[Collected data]
>>>>>

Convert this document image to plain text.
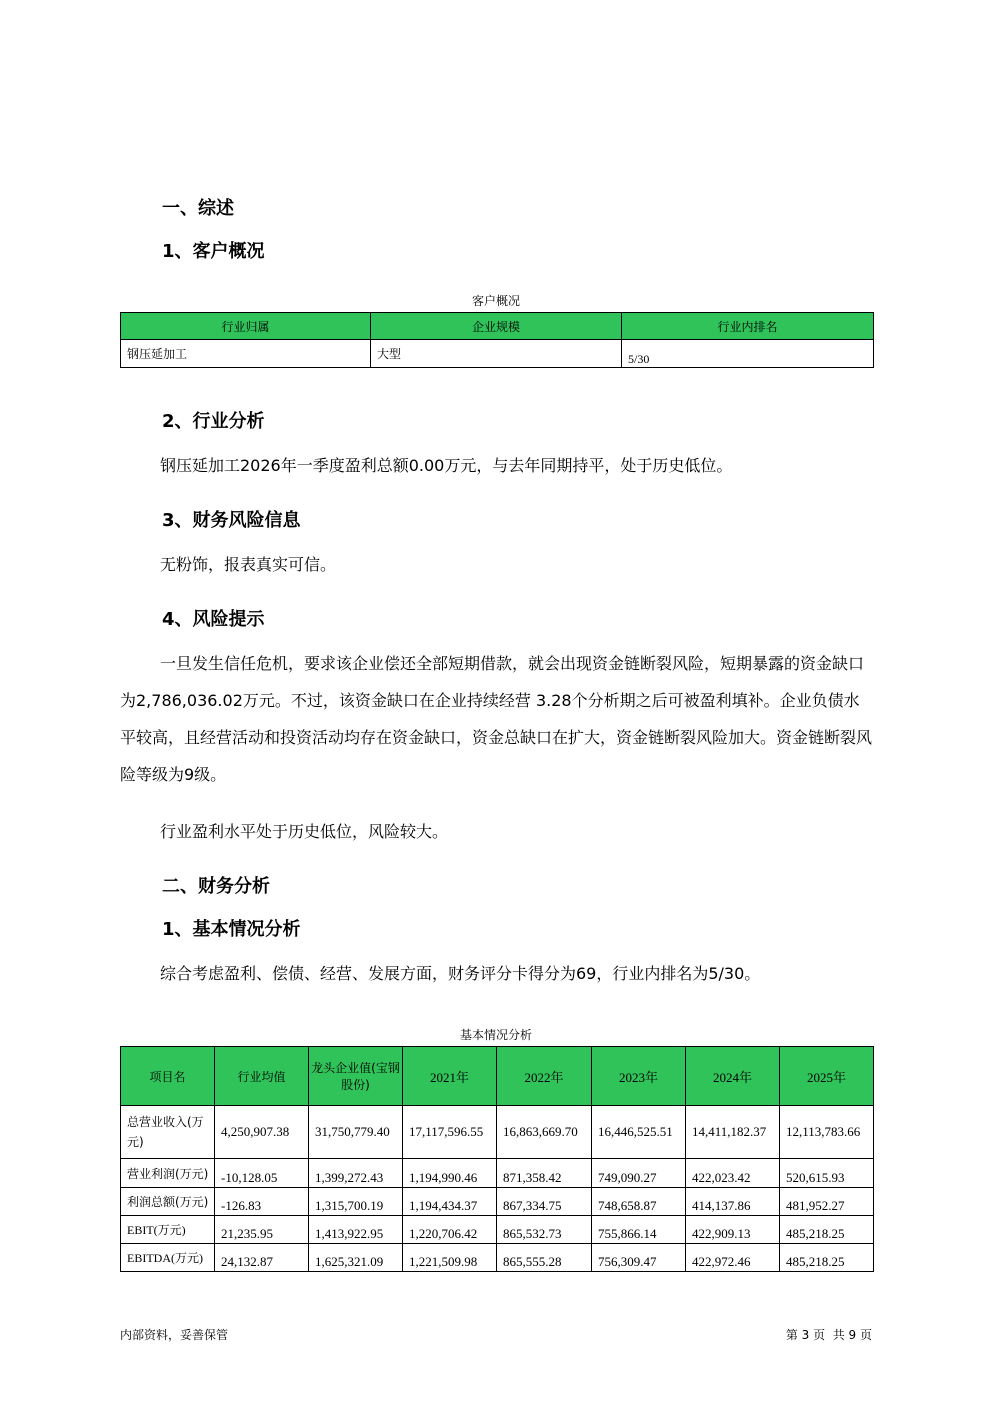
一、综述
1、客户概况
客户概况
行业归属	企业规模	行业内排名
钢压延加工	大型	5/30
2、行业分析
钢压延加工2026年一季度盈利总额0.00万元，与去年同期持平，处于历史低位。
3、财务风险信息
无粉饰，报表真实可信。
4、风险提示
一旦发生信任危机，要求该企业偿还全部短期借款，就会出现资金链断裂风险，短期暴露的资金缺口为2,786,036.02万元。不过，该资金缺口在企业持续经营 3.28个分析期之后可被盈利填补。企业负债水平较高，且经营活动和投资活动均存在资金缺口，资金总缺口在扩大，资金链断裂风险加大。资金链断裂风险等级为9级。
行业盈利水平处于历史低位，风险较大。
二、财务分析
1、基本情况分析
综合考虑盈利、偿债、经营、发展方面，财务评分卡得分为69，行业内排名为5/30。
基本情况分析
项目名	行业均值	龙头企业值(宝钢股份)	2021年	2022年	2023年	2024年	2025年
总营业收入(万元)	4,250,907.38	31,750,779.40	17,117,596.55	16,863,669.70	16,446,525.51	14,411,182.37	12,113,783.66
营业利润(万元)	-10,128.05	1,399,272.43	1,194,990.46	871,358.42	749,090.27	422,023.42	520,615.93
利润总额(万元)	-126.83	1,315,700.19	1,194,434.37	867,334.75	748,658.87	414,137.86	481,952.27
EBIT(万元)	21,235.95	1,413,922.95	1,220,706.42	865,532.73	755,866.14	422,909.13	485,218.25
EBITDA(万元)	24,132.87	1,625,321.09	1,221,509.98	865,555.28	756,309.47	422,972.46	485,218.25
内部资料，妥善保管	第 3 页  共 9 页
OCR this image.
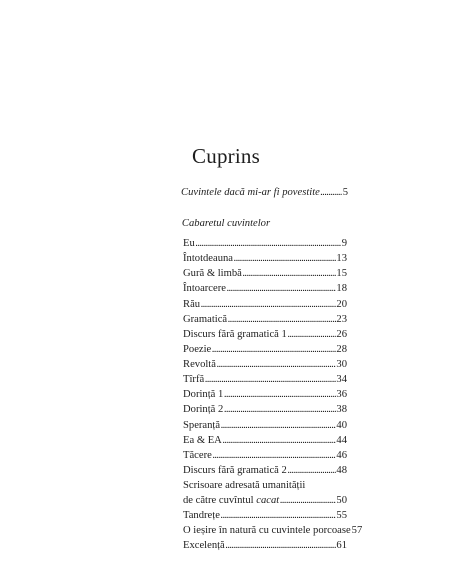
Cuprins
Cuvintele dacă mi-ar fi povestite ..... 5
Cabaretul cuvintelor
Eu .....	9
Întotdeauna .....	13
Gură & limbă .....	15
Întoarcere .....	18
Rău .....	20
Gramatică .....	23
Discurs fără gramatică 1 .....	26
Poezie .....	28
Revoltă .....	30
Tîrfă .....	34
Dorință 1 .....	36
Dorință 2 .....	38
Speranță .....	40
Ea & EA .....	44
Tăcere .....	46
Discurs fără gramatică 2 .....	48
Scrisoare adresată umanității
de către cuvîntul cacat .....	50
Tandrețe .....	55
O ieșire în natură cu cuvintele porcoase 57
Excelență .....	61
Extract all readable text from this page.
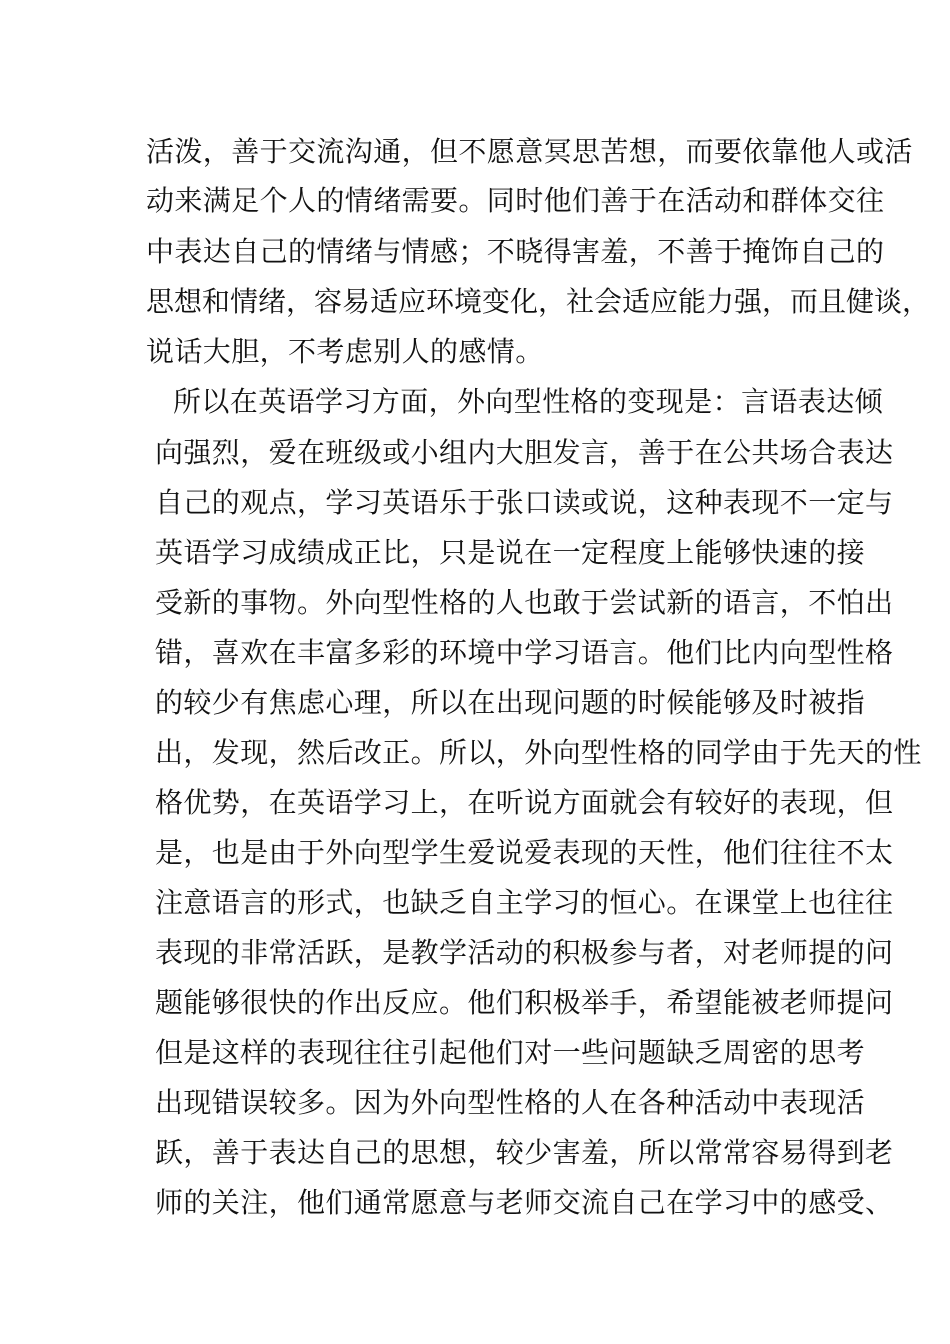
活泼，善于交流沟通，但不愿意冥思苦想，而要依靠他人或活
动来满足个人的情绪需要。同时他们善于在活动和群体交往
中表达自己的情绪与情感；不晓得害羞，不善于掩饰自己的
思想和情绪，容易适应环境变化，社会适应能力强，而且健谈，
说话大胆，不考虑别人的感情。
所以在英语学习方面，外向型性格的变现是：言语表达倾
向强烈，爱在班级或小组内大胆发言，善于在公共场合表达
自己的观点，学习英语乐于张口读或说，这种表现不一定与
英语学习成绩成正比，只是说在一定程度上能够快速的接
受新的事物。外向型性格的人也敢于尝试新的语言，不怕出
错，喜欢在丰富多彩的环境中学习语言。他们比内向型性格
的较少有焦虑心理，所以在出现问题的时候能够及时被指
出，发现，然后改正。所以，外向型性格的同学由于先天的性
格优势，在英语学习上，在听说方面就会有较好的表现，但
是，也是由于外向型学生爱说爱表现的天性，他们往往不太
注意语言的形式，也缺乏自主学习的恒心。在课堂上也往往
表现的非常活跃，是教学活动的积极参与者，对老师提的问
题能够很快的作出反应。他们积极举手，希望能被老师提问
但是这样的表现往往引起他们对一些问题缺乏周密的思考
出现错误较多。因为外向型性格的人在各种活动中表现活
跃，善于表达自己的思想，较少害羞，所以常常容易得到老
师的关注，他们通常愿意与老师交流自己在学习中的感受、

<<<<<

» **WHAT YOU SHOULD DO**:
Pictures do not go in the copy. Write out exactly the lines from the line containing "Extract all readable text from this page." through the last line of the listing.

» **ANSWER TO THIS PROBLEM**:
Extract all readable text from this page.
活泼，善于交流沟通，但不愿意冥思苦想，而要依靠他人或活
动来满足个人的情绪需要。同时他们善于在活动和群体交往
中表达自己的情绪与情感；不晓得害羞，不善于掩饰自己的
思想和情绪，容易适应环境变化，社会适应能力强，而且健谈，
说话大胆，不考虑别人的感情。
所以在英语学习方面，外向型性格的变现是：言语表达倾
向强烈，爱在班级或小组内大胆发言，善于在公共场合表达
自己的观点，学习英语乐于张口读或说，这种表现不一定与
英语学习成绩成正比，只是说在一定程度上能够快速的接
受新的事物。外向型性格的人也敢于尝试新的语言，不怕出
错，喜欢在丰富多彩的环境中学习语言。他们比内向型性格
的较少有焦虑心理，所以在出现问题的时候能够及时被指
出，发现，然后改正。所以，外向型性格的同学由于先天的性
格优势，在英语学习上，在听说方面就会有较好的表现，但
是，也是由于外向型学生爱说爱表现的天性，他们往往不太
注意语言的形式，也缺乏自主学习的恒心。在课堂上也往往
表现的非常活跃，是教学活动的积极参与者，对老师提的问
题能够很快的作出反应。他们积极举手，希望能被老师提问
但是这样的表现往往引起他们对一些问题缺乏周密的思考
出现错误较多。因为外向型性格的人在各种活动中表现活
跃，善于表达自己的思想，较少害羞，所以常常容易得到老
师的关注，他们通常愿意与老师交流自己在学习中的感受、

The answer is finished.